-- Start of Record excerpts --

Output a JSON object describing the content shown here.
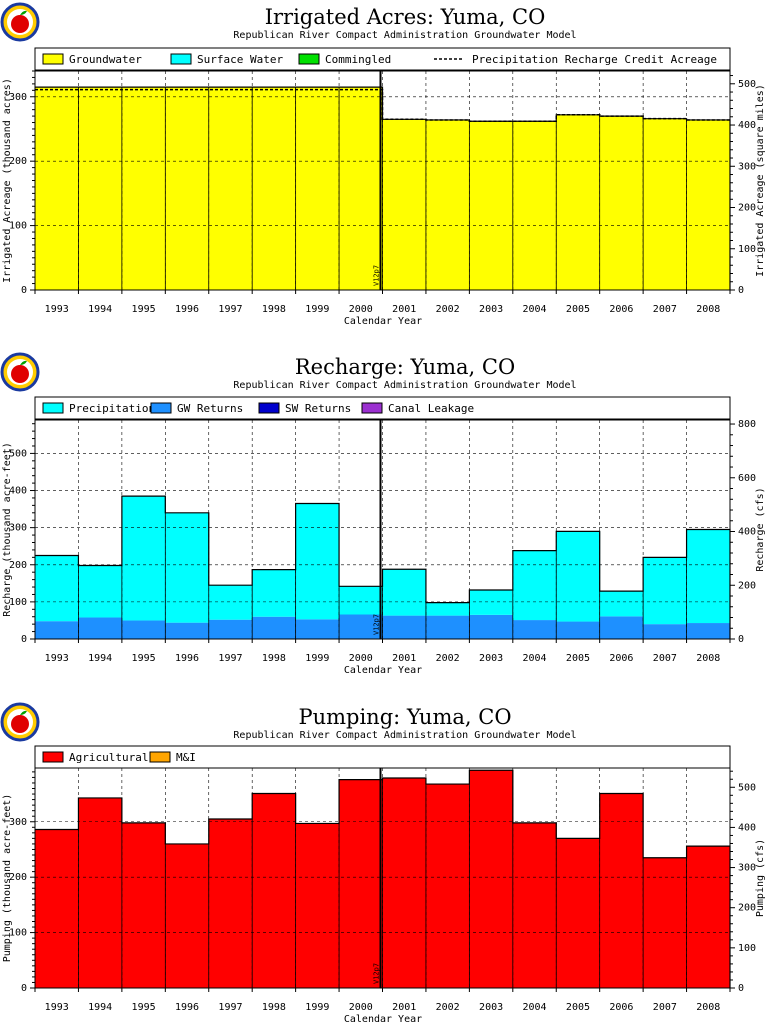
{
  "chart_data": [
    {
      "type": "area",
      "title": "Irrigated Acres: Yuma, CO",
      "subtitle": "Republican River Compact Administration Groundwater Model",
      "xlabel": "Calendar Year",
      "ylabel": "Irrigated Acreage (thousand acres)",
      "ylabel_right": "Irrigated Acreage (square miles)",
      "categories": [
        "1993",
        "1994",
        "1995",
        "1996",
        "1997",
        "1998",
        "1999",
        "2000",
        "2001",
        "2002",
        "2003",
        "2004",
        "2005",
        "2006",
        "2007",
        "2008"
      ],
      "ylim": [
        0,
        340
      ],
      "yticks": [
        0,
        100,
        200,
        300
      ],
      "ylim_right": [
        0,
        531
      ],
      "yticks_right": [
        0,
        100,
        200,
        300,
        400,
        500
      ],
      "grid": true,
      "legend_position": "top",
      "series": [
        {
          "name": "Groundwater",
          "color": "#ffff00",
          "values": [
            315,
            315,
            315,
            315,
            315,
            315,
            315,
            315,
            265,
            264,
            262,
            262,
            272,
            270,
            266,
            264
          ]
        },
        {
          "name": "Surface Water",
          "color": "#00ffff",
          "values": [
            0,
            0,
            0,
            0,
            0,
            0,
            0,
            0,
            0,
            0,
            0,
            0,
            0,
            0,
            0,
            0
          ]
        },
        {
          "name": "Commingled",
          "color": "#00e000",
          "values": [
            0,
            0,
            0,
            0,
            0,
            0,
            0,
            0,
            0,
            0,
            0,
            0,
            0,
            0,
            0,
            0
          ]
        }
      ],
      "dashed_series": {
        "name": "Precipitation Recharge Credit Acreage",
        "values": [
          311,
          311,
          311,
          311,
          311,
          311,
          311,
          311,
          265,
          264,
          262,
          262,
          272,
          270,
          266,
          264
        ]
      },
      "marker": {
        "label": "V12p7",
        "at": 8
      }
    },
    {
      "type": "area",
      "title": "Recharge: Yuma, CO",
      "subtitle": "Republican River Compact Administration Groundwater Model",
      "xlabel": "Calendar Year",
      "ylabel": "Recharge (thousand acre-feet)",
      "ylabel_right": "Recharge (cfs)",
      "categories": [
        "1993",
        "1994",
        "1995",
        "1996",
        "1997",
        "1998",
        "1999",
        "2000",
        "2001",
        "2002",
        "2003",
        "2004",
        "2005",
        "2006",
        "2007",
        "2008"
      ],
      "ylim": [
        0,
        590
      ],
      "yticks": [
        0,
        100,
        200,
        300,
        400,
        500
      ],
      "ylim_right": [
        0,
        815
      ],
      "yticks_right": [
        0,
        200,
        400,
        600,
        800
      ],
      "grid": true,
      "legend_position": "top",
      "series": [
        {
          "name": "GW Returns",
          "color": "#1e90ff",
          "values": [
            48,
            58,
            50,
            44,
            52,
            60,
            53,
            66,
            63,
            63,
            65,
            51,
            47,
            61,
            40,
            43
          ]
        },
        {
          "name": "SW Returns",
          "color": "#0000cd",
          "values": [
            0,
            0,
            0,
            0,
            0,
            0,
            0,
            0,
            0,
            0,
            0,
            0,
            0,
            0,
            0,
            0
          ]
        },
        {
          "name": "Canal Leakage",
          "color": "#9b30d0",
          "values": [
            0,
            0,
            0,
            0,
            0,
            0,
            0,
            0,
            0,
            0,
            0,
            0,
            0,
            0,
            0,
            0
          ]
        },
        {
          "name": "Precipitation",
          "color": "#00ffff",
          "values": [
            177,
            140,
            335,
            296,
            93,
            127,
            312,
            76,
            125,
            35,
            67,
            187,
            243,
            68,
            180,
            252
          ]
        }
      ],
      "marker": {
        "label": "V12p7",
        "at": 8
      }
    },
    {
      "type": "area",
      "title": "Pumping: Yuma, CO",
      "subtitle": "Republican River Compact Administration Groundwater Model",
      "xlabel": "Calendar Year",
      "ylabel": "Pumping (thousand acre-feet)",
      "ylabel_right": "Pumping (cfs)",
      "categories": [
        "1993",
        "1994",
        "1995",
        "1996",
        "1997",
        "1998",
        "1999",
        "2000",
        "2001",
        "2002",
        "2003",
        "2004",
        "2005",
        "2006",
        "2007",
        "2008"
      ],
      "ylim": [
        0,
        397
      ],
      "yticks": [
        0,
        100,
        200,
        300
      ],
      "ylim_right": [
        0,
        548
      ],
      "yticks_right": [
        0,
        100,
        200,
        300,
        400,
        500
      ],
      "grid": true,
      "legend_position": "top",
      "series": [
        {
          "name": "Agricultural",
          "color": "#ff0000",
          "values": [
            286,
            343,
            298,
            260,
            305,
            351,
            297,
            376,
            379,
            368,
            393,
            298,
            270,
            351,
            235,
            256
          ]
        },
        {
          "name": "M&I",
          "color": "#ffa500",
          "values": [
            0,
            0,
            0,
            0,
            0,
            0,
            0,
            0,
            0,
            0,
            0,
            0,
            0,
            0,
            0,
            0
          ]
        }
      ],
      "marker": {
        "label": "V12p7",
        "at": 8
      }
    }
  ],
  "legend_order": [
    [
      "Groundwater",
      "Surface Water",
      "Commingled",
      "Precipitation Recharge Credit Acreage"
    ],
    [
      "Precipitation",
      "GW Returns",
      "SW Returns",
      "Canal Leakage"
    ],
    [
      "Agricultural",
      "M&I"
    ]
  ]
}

-- End of Record excerpts --

### Short task
Exactly reproduce each record, leaving out any pictures.

### In response
Output a JSON object describing the content shown here.
{
  "chart_data": [
    {
      "type": "area",
      "title": "Irrigated Acres: Yuma, CO",
      "subtitle": "Republican River Compact Administration Groundwater Model",
      "xlabel": "Calendar Year",
      "ylabel": "Irrigated Acreage (thousand acres)",
      "ylabel_right": "Irrigated Acreage (square miles)",
      "categories": [
        "1993",
        "1994",
        "1995",
        "1996",
        "1997",
        "1998",
        "1999",
        "2000",
        "2001",
        "2002",
        "2003",
        "2004",
        "2005",
        "2006",
        "2007",
        "2008"
      ],
      "ylim": [
        0,
        340
      ],
      "yticks": [
        0,
        100,
        200,
        300
      ],
      "ylim_right": [
        0,
        531
      ],
      "yticks_right": [
        0,
        100,
        200,
        300,
        400,
        500
      ],
      "grid": true,
      "legend_position": "top",
      "series": [
        {
          "name": "Groundwater",
          "color": "#ffff00",
          "values": [
            315,
            315,
            315,
            315,
            315,
            315,
            315,
            315,
            265,
            264,
            262,
            262,
            272,
            270,
            266,
            264
          ]
        },
        {
          "name": "Surface Water",
          "color": "#00ffff",
          "values": [
            0,
            0,
            0,
            0,
            0,
            0,
            0,
            0,
            0,
            0,
            0,
            0,
            0,
            0,
            0,
            0
          ]
        },
        {
          "name": "Commingled",
          "color": "#00e000",
          "values": [
            0,
            0,
            0,
            0,
            0,
            0,
            0,
            0,
            0,
            0,
            0,
            0,
            0,
            0,
            0,
            0
          ]
        }
      ],
      "dashed_series": {
        "name": "Precipitation Recharge Credit Acreage",
        "values": [
          311,
          311,
          311,
          311,
          311,
          311,
          311,
          311,
          265,
          264,
          262,
          262,
          272,
          270,
          266,
          264
        ]
      },
      "marker": {
        "label": "V12p7",
        "at": 8
      }
    },
    {
      "type": "area",
      "title": "Recharge: Yuma, CO",
      "subtitle": "Republican River Compact Administration Groundwater Model",
      "xlabel": "Calendar Year",
      "ylabel": "Recharge (thousand acre-feet)",
      "ylabel_right": "Recharge (cfs)",
      "categories": [
        "1993",
        "1994",
        "1995",
        "1996",
        "1997",
        "1998",
        "1999",
        "2000",
        "2001",
        "2002",
        "2003",
        "2004",
        "2005",
        "2006",
        "2007",
        "2008"
      ],
      "ylim": [
        0,
        590
      ],
      "yticks": [
        0,
        100,
        200,
        300,
        400,
        500
      ],
      "ylim_right": [
        0,
        815
      ],
      "yticks_right": [
        0,
        200,
        400,
        600,
        800
      ],
      "grid": true,
      "legend_position": "top",
      "series": [
        {
          "name": "GW Returns",
          "color": "#1e90ff",
          "values": [
            48,
            58,
            50,
            44,
            52,
            60,
            53,
            66,
            63,
            63,
            65,
            51,
            47,
            61,
            40,
            43
          ]
        },
        {
          "name": "SW Returns",
          "color": "#0000cd",
          "values": [
            0,
            0,
            0,
            0,
            0,
            0,
            0,
            0,
            0,
            0,
            0,
            0,
            0,
            0,
            0,
            0
          ]
        },
        {
          "name": "Canal Leakage",
          "color": "#9b30d0",
          "values": [
            0,
            0,
            0,
            0,
            0,
            0,
            0,
            0,
            0,
            0,
            0,
            0,
            0,
            0,
            0,
            0
          ]
        },
        {
          "name": "Precipitation",
          "color": "#00ffff",
          "values": [
            177,
            140,
            335,
            296,
            93,
            127,
            312,
            76,
            125,
            35,
            67,
            187,
            243,
            68,
            180,
            252
          ]
        }
      ],
      "marker": {
        "label": "V12p7",
        "at": 8
      }
    },
    {
      "type": "area",
      "title": "Pumping: Yuma, CO",
      "subtitle": "Republican River Compact Administration Groundwater Model",
      "xlabel": "Calendar Year",
      "ylabel": "Pumping (thousand acre-feet)",
      "ylabel_right": "Pumping (cfs)",
      "categories": [
        "1993",
        "1994",
        "1995",
        "1996",
        "1997",
        "1998",
        "1999",
        "2000",
        "2001",
        "2002",
        "2003",
        "2004",
        "2005",
        "2006",
        "2007",
        "2008"
      ],
      "ylim": [
        0,
        397
      ],
      "yticks": [
        0,
        100,
        200,
        300
      ],
      "ylim_right": [
        0,
        548
      ],
      "yticks_right": [
        0,
        100,
        200,
        300,
        400,
        500
      ],
      "grid": true,
      "legend_position": "top",
      "series": [
        {
          "name": "Agricultural",
          "color": "#ff0000",
          "values": [
            286,
            343,
            298,
            260,
            305,
            351,
            297,
            376,
            379,
            368,
            393,
            298,
            270,
            351,
            235,
            256
          ]
        },
        {
          "name": "M&I",
          "color": "#ffa500",
          "values": [
            0,
            0,
            0,
            0,
            0,
            0,
            0,
            0,
            0,
            0,
            0,
            0,
            0,
            0,
            0,
            0
          ]
        }
      ],
      "marker": {
        "label": "V12p7",
        "at": 8
      }
    }
  ],
  "legend_order": [
    [
      "Groundwater",
      "Surface Water",
      "Commingled",
      "Precipitation Recharge Credit Acreage"
    ],
    [
      "Precipitation",
      "GW Returns",
      "SW Returns",
      "Canal Leakage"
    ],
    [
      "Agricultural",
      "M&I"
    ]
  ]
}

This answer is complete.